Every entry below must be repeated exactly; skip the pictures.

(Data excerpts)
....................
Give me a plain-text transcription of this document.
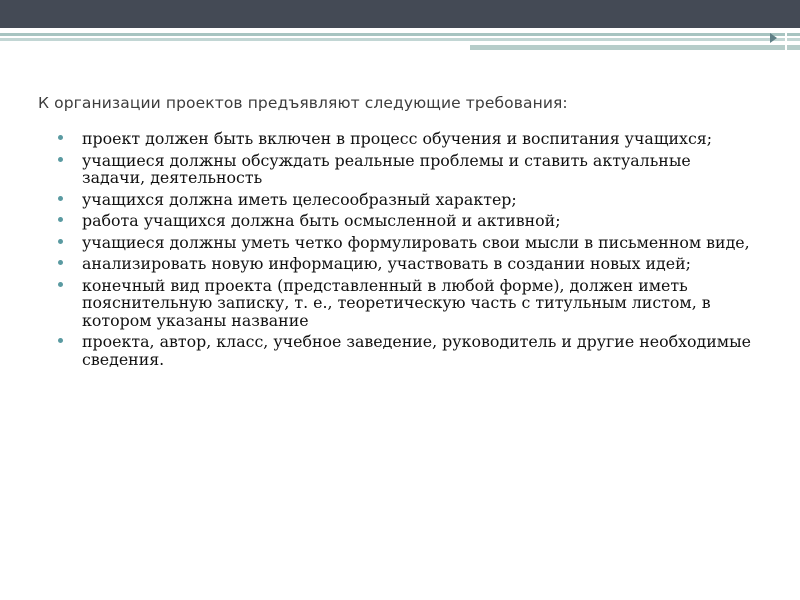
К организации проектов предъявляют следующие требования:
проект должен быть включен в процесс обучения и воспитания учащихся;
учащиеся должны обсуждать реальные проблемы и ставить актуальные задачи, деятельность
учащихся должна иметь целесообразный характер;
работа учащихся должна быть осмысленной и активной;
учащиеся должны уметь четко формулировать свои мысли в письменном виде,
анализировать новую информацию, участвовать в создании новых идей;
конечный вид проекта (представленный в любой форме), должен иметь пояснительную записку, т. е., теоретическую часть с титульным листом, в котором указаны название
проекта, автор, класс, учебное заведение, руководитель и другие необходимые сведения.
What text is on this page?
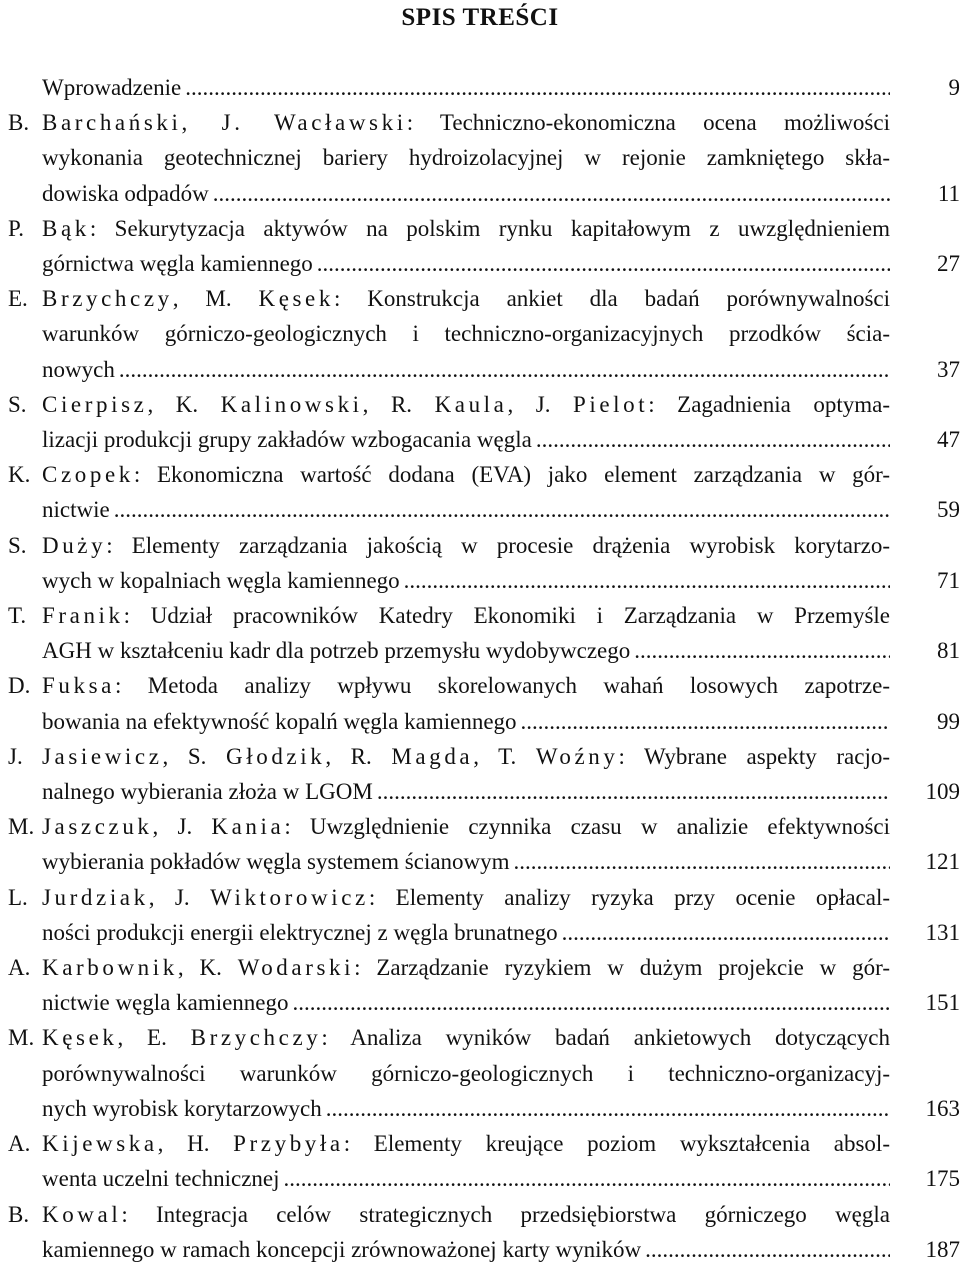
SPIS TREŚCI
Wprowadzenie .....	9
B. Barchański, J. Wacławski: Techniczno-ekonomiczna ocena możliwości
wykonania geotechnicznej bariery hydroizolacyjnej w rejonie zamkniętego skła-
dowiska odpadów .....	11
P. Bąk: Sekurytyzacja aktywów na polskim rynku kapitałowym z uwzględnieniem
górnictwa węgla kamiennego .....	27
E. Brzychczy, M. Kęsek: Konstrukcja ankiet dla badań porównywalności
warunków górniczo-geologicznych i techniczno-organizacyjnych przodków ścia-
nowych .....	37
S. Cierpisz, K. Kalinowski, R. Kaula, J. Pielot: Zagadnienia optyma-
lizacji produkcji grupy zakładów wzbogacania węgla .....	47
K. Czopek: Ekonomiczna wartość dodana (EVA) jako element zarządzania w gór-
nictwie .....	59
S. Duży: Elementy zarządzania jakością w procesie drążenia wyrobisk korytarzo-
wych w kopalniach węgla kamiennego .....	71
T. Franik: Udział pracowników Katedry Ekonomiki i Zarządzania w Przemyśle
AGH w kształceniu kadr dla potrzeb przemysłu wydobywczego .....	81
D. Fuksa: Metoda analizy wpływu skorelowanych wahań losowych zapotrze-
bowania na efektywność kopalń węgla kamiennego .....	99
J. Jasiewicz, S. Głodzik, R. Magda, T. Woźny: Wybrane aspekty racjo-
nalnego wybierania złoża w LGOM .....	109
M. Jaszczuk, J. Kania: Uwzględnienie czynnika czasu w analizie efektywności
wybierania pokładów węgla systemem ścianowym .....	121
L. Jurdziak, J. Wiktorowicz: Elementy analizy ryzyka przy ocenie opłacal-
ności produkcji energii elektrycznej z węgla brunatnego .....	131
A. Karbownik, K. Wodarski: Zarządzanie ryzykiem w dużym projekcie w gór-
nictwie węgla kamiennego .....	151
M. Kęsek, E. Brzychczy: Analiza wyników badań ankietowych dotyczących
porównywalności warunków górniczo-geologicznych i techniczno-organizacyj-
nych wyrobisk korytarzowych .....	163
A. Kijewska, H. Przybyła: Elementy kreujące poziom wykształcenia absol-
wenta uczelni technicznej .....	175
B. Kowal: Integracja celów strategicznych przedsiębiorstwa górniczego węgla
kamiennego w ramach koncepcji zrównoważonej karty wyników .....	187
....................
EXPECTED OUTPUT:
Give me a plain-text transcription of this document.
К организации проектов предъявляют следующие требования:
проект должен быть включен в процесс обучения и воспитания учащихся;
учащиеся должны обсуждать реальные проблемы и ставить актуальные задачи, деятельность
учащихся должна иметь целесообразный характер;
работа учащихся должна быть осмысленной и активной;
учащиеся должны уметь четко формулировать свои мысли в письменном виде,
анализировать новую информацию, участвовать в создании новых идей;
конечный вид проекта (представленный в любой форме), должен иметь пояснительную записку, т. е., теоретическую часть с титульным листом, в котором указаны название
проекта, автор, класс, учебное заведение, руководитель и другие необходимые сведения.
What text is on this page?
SPIS TREŚCI
Wprowadzenie .....	9
B. Barchański, J. Wacławski: Techniczno-ekonomiczna ocena możliwości
wykonania geotechnicznej bariery hydroizolacyjnej w rejonie zamkniętego skła-
dowiska odpadów .....	11
P. Bąk: Sekurytyzacja aktywów na polskim rynku kapitałowym z uwzględnieniem
górnictwa węgla kamiennego .....	27
E. Brzychczy, M. Kęsek: Konstrukcja ankiet dla badań porównywalności
warunków górniczo-geologicznych i techniczno-organizacyjnych przodków ścia-
nowych .....	37
S. Cierpisz, K. Kalinowski, R. Kaula, J. Pielot: Zagadnienia optyma-
lizacji produkcji grupy zakładów wzbogacania węgla .....	47
K. Czopek: Ekonomiczna wartość dodana (EVA) jako element zarządzania w gór-
nictwie .....	59
S. Duży: Elementy zarządzania jakością w procesie drążenia wyrobisk korytarzo-
wych w kopalniach węgla kamiennego .....	71
T. Franik: Udział pracowników Katedry Ekonomiki i Zarządzania w Przemyśle
AGH w kształceniu kadr dla potrzeb przemysłu wydobywczego .....	81
D. Fuksa: Metoda analizy wpływu skorelowanych wahań losowych zapotrze-
bowania na efektywność kopalń węgla kamiennego .....	99
J. Jasiewicz, S. Głodzik, R. Magda, T. Woźny: Wybrane aspekty racjo-
nalnego wybierania złoża w LGOM .....	109
M. Jaszczuk, J. Kania: Uwzględnienie czynnika czasu w analizie efektywności
wybierania pokładów węgla systemem ścianowym .....	121
L. Jurdziak, J. Wiktorowicz: Elementy analizy ryzyka przy ocenie opłacal-
ności produkcji energii elektrycznej z węgla brunatnego .....	131
A. Karbownik, K. Wodarski: Zarządzanie ryzykiem w dużym projekcie w gór-
nictwie węgla kamiennego .....	151
M. Kęsek, E. Brzychczy: Analiza wyników badań ankietowych dotyczących
porównywalności warunków górniczo-geologicznych i techniczno-organizacyj-
nych wyrobisk korytarzowych .....	163
A. Kijewska, H. Przybyła: Elementy kreujące poziom wykształcenia absol-
wenta uczelni technicznej .....	175
B. Kowal: Integracja celów strategicznych przedsiębiorstwa górniczego węgla
kamiennego w ramach koncepcji zrównoważonej karty wyników .....	187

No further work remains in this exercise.